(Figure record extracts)
:::

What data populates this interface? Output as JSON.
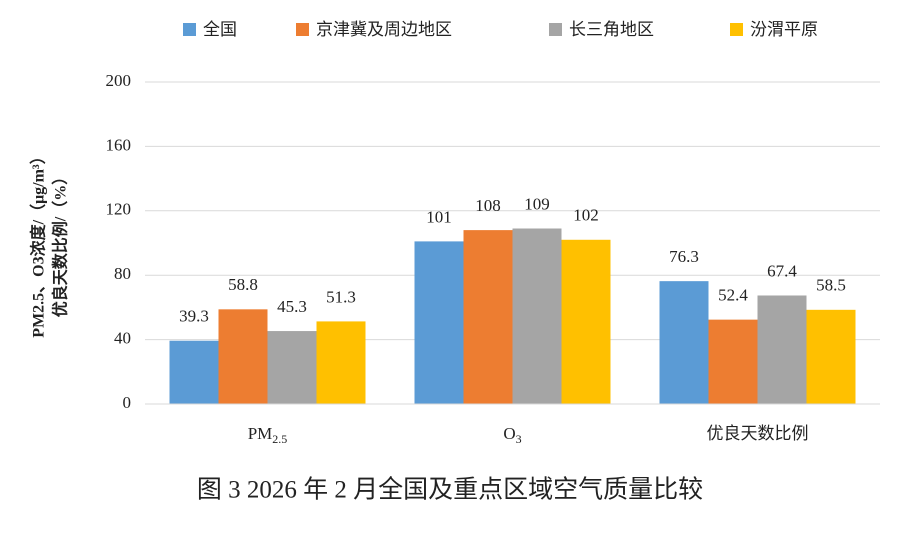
{
  "chart_data": {
    "type": "bar",
    "caption": "图 3   2026 年 2 月全国及重点区域空气质量比较",
    "ylabel": [
      "PM2.5、O3浓度/（μg/m³）",
      "优良天数比例/（%）"
    ],
    "categories": [
      "PM2.5",
      "O3",
      "优良天数比例"
    ],
    "series": [
      {
        "name": "全国",
        "color": "#5b9bd5",
        "values": [
          39.3,
          101,
          76.3
        ]
      },
      {
        "name": "京津冀及周边地区",
        "color": "#ed7d31",
        "values": [
          58.8,
          108,
          52.4
        ]
      },
      {
        "name": "长三角地区",
        "color": "#a5a5a5",
        "values": [
          45.3,
          109,
          67.4
        ]
      },
      {
        "name": "汾渭平原",
        "color": "#ffc000",
        "values": [
          51.3,
          102,
          58.5
        ]
      }
    ],
    "ylim": [
      0,
      200
    ],
    "yticks": [
      0,
      40,
      80,
      120,
      160,
      200
    ],
    "grid": true,
    "legend": "top"
  }
}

:::

**PROBLEM DESCRIPTION**:
Using the entries above, return each line in which the word "color" occurs.

**CORRECT RESPONSE**:
        "color": "#5b9bd5",
        "color": "#ed7d31",
        "color": "#a5a5a5",
        "color": "#ffc000",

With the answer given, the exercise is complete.